- [WRITTEN INSTRUCTION] Copy the lines holding the word "technique", all of them.
================================
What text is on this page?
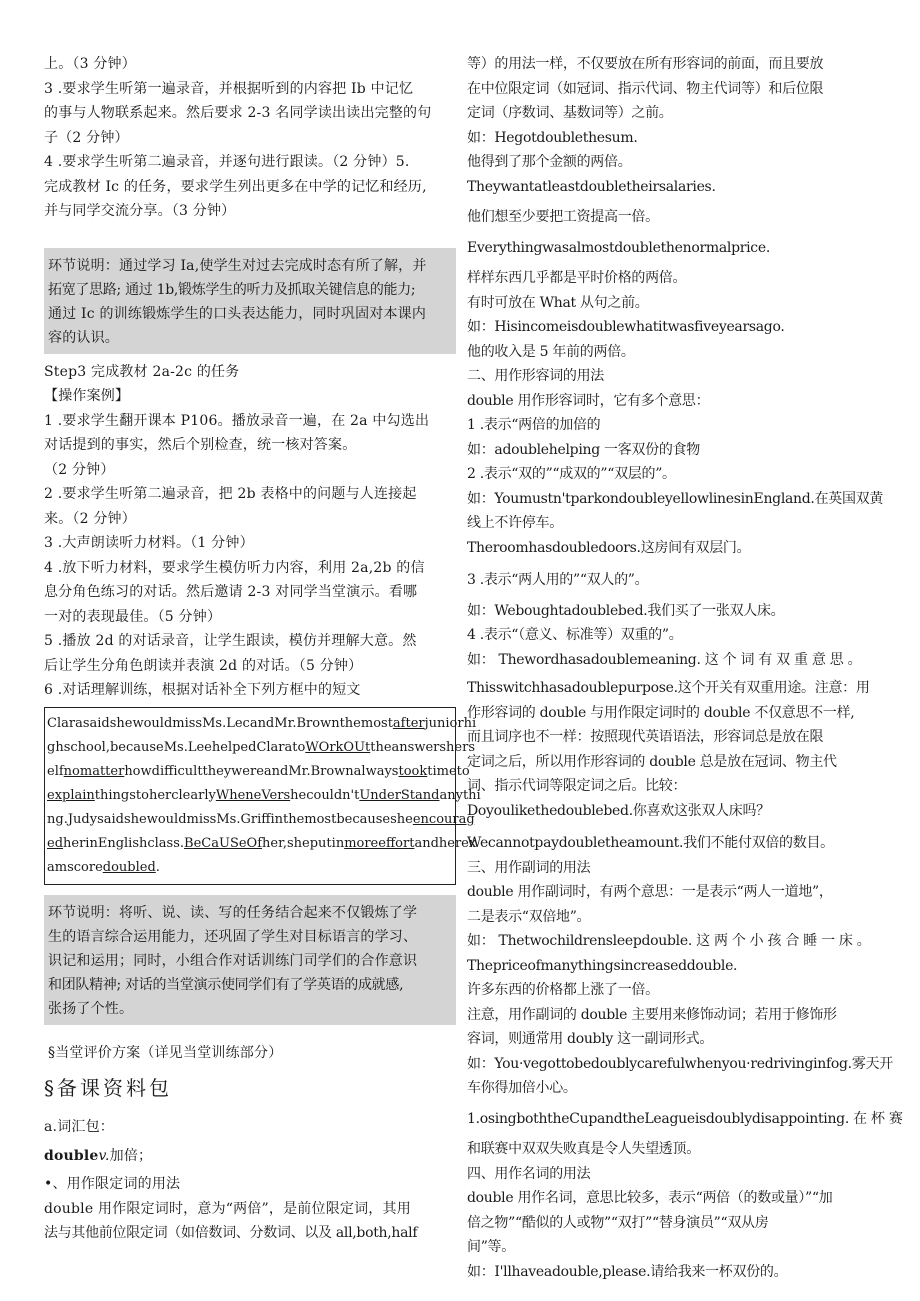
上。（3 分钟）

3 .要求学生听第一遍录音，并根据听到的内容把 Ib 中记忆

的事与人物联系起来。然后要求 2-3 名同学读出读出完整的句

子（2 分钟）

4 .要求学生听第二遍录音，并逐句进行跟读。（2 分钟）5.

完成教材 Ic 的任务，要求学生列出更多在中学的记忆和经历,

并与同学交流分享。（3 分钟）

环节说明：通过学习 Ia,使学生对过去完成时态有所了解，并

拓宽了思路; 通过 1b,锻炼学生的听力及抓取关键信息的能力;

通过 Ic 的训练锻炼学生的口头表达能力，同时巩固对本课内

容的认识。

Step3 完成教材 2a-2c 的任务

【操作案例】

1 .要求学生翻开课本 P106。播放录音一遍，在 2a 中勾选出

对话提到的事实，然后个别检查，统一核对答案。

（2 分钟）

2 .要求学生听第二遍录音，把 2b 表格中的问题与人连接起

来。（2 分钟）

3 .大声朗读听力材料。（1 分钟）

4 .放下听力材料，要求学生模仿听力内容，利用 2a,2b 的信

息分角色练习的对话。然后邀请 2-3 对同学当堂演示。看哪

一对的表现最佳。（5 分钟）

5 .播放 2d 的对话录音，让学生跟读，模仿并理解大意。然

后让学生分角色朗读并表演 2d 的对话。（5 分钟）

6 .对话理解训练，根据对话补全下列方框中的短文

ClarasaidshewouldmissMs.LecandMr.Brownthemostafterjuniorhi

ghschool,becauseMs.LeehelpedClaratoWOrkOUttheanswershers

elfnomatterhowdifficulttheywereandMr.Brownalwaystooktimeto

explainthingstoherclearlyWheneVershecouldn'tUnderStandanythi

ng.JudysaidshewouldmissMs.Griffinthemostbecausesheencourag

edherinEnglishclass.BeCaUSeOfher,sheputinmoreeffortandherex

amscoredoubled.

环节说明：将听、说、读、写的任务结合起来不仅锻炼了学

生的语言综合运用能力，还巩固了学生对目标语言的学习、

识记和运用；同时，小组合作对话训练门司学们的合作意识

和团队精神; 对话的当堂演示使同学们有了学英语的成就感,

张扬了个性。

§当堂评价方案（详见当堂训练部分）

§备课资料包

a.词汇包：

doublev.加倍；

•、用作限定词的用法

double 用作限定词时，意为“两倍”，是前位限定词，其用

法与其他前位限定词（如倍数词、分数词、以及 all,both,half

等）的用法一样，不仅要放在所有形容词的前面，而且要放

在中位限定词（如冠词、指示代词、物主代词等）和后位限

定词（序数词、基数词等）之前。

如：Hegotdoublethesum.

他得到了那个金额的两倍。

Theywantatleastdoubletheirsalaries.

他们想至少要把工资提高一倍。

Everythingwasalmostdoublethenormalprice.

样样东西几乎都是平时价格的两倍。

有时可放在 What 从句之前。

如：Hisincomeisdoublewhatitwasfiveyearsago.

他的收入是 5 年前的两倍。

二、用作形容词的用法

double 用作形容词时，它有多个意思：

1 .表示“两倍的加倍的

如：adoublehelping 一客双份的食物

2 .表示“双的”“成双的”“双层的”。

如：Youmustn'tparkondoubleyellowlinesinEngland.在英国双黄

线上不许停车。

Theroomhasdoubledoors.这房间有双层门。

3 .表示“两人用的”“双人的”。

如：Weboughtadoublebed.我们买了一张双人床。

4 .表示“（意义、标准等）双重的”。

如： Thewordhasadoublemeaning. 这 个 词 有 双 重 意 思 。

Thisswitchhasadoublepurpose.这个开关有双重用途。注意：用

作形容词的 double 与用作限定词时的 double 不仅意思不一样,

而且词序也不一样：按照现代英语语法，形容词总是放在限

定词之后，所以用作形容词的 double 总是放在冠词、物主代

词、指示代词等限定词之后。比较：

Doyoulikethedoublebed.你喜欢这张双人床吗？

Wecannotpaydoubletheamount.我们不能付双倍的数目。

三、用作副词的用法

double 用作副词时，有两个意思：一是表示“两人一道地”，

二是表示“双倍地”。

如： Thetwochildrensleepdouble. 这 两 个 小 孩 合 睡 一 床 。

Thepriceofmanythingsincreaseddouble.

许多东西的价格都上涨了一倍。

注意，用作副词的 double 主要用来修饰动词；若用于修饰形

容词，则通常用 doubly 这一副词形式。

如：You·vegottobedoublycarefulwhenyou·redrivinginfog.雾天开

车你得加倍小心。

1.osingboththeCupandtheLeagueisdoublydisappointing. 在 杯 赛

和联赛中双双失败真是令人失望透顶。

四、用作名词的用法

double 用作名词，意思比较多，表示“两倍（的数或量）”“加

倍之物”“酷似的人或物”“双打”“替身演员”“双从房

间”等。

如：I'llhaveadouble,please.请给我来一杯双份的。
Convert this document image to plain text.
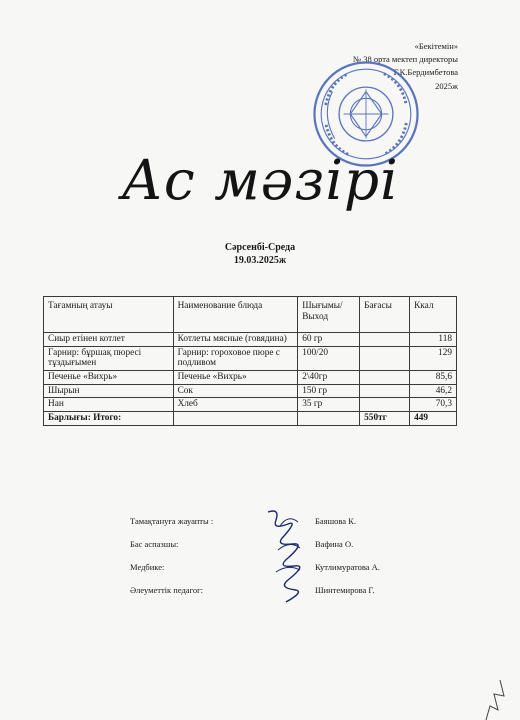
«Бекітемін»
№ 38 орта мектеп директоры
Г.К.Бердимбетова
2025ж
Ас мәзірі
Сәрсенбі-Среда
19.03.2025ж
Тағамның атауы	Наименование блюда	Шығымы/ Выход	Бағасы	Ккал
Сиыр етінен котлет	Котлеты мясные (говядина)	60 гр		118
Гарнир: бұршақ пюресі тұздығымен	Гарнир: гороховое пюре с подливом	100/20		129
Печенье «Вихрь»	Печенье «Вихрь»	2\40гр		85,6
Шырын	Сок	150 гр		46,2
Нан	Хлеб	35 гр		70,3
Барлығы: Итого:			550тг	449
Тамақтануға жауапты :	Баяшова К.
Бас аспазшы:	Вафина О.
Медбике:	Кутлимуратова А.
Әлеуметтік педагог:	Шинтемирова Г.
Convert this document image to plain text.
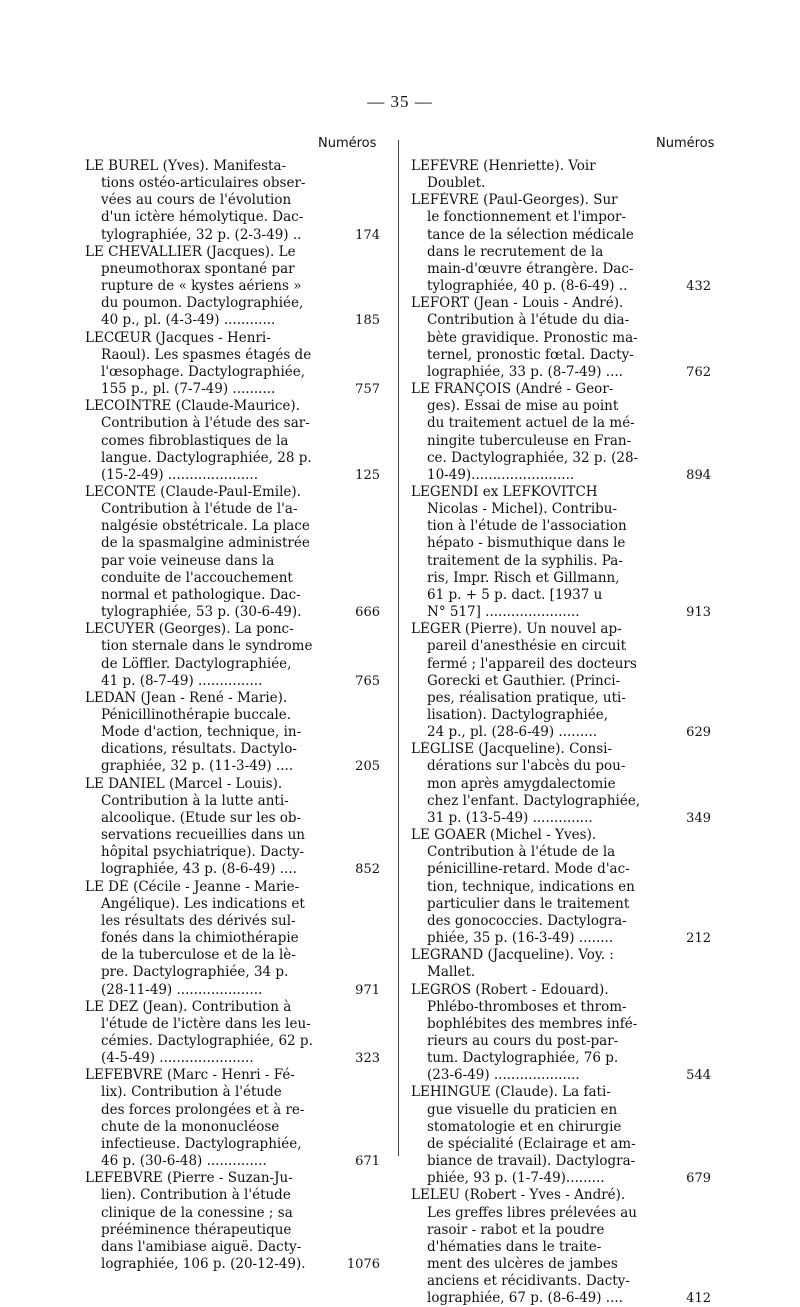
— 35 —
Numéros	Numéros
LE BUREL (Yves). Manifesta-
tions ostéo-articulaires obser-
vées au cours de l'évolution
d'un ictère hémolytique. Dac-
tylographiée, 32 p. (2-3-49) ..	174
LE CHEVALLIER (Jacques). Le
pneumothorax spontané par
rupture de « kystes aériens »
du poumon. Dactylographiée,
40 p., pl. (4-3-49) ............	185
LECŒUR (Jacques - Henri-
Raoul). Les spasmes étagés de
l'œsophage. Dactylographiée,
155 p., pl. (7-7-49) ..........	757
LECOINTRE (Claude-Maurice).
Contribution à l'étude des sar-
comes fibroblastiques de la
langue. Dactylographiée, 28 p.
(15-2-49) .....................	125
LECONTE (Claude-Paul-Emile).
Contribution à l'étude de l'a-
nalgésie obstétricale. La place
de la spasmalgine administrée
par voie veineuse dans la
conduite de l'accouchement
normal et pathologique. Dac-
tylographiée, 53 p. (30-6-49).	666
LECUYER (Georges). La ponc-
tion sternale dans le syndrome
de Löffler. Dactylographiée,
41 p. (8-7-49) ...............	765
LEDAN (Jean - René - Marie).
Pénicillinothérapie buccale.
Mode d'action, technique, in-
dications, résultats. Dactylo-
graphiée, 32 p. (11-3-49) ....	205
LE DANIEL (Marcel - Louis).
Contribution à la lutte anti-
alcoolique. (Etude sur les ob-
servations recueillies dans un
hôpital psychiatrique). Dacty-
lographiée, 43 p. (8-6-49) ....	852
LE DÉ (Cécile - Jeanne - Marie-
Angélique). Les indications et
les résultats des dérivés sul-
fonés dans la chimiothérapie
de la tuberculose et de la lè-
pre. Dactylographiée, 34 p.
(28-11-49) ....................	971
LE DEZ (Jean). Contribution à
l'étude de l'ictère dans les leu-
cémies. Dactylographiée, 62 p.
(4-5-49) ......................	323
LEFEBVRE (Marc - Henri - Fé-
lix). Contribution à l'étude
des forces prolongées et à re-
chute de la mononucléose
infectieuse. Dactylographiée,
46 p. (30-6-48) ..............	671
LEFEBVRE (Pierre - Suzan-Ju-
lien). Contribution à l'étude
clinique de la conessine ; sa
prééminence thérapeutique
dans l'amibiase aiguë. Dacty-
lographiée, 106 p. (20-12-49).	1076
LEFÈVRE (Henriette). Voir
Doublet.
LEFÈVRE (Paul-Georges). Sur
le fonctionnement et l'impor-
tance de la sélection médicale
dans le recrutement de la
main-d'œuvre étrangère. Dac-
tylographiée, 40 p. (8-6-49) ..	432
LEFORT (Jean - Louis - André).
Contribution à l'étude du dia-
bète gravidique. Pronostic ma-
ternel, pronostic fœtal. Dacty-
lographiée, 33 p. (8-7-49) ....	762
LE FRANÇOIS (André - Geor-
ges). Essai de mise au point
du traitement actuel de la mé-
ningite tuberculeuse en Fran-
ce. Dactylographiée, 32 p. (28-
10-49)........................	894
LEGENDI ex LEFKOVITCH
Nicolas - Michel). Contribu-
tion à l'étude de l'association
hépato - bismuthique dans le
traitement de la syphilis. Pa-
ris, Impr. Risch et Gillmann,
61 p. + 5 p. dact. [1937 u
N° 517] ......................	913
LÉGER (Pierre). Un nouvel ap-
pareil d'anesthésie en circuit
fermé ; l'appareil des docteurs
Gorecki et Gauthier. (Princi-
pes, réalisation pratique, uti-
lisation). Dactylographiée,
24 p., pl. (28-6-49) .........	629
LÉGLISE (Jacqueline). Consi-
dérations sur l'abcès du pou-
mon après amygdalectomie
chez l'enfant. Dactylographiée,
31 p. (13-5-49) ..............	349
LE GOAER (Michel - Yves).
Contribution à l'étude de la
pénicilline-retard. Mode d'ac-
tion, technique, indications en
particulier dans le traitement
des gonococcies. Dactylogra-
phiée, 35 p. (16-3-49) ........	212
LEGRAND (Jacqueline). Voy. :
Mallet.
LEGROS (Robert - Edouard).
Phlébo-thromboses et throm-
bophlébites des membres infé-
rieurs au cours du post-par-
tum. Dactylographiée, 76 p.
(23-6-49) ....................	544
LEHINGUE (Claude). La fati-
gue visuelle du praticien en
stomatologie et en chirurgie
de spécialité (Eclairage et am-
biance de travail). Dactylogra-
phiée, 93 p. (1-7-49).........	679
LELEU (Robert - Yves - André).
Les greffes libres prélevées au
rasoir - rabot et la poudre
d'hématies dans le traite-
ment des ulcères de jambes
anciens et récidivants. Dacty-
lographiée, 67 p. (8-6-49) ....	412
================================
- [WORKED SOLUTION]
Mode d'action, technique, in-
tion, technique, indications en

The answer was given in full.